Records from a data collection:
---------------
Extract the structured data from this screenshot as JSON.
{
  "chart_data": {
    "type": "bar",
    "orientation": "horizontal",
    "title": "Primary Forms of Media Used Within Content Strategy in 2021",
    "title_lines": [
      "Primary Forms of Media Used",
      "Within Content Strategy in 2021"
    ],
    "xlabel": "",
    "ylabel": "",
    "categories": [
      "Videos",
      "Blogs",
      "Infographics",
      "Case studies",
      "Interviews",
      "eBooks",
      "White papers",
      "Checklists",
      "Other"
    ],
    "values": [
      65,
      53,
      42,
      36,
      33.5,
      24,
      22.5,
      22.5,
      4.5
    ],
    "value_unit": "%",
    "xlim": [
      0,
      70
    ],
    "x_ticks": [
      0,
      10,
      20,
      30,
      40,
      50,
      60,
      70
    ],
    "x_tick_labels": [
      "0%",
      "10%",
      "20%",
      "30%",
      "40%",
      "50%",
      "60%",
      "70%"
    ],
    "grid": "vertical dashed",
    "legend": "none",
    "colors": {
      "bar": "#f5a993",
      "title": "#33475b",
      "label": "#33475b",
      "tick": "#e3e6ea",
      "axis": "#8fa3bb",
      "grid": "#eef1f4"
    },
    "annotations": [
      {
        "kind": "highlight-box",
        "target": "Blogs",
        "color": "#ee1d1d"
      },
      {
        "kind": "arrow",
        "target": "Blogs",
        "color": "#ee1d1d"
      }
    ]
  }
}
---------------
Your task is to list each line of the records with the word "Used".

    "title": "Primary Forms of Media Used Within Content Strategy in 2021",
      "Primary Forms of Media Used",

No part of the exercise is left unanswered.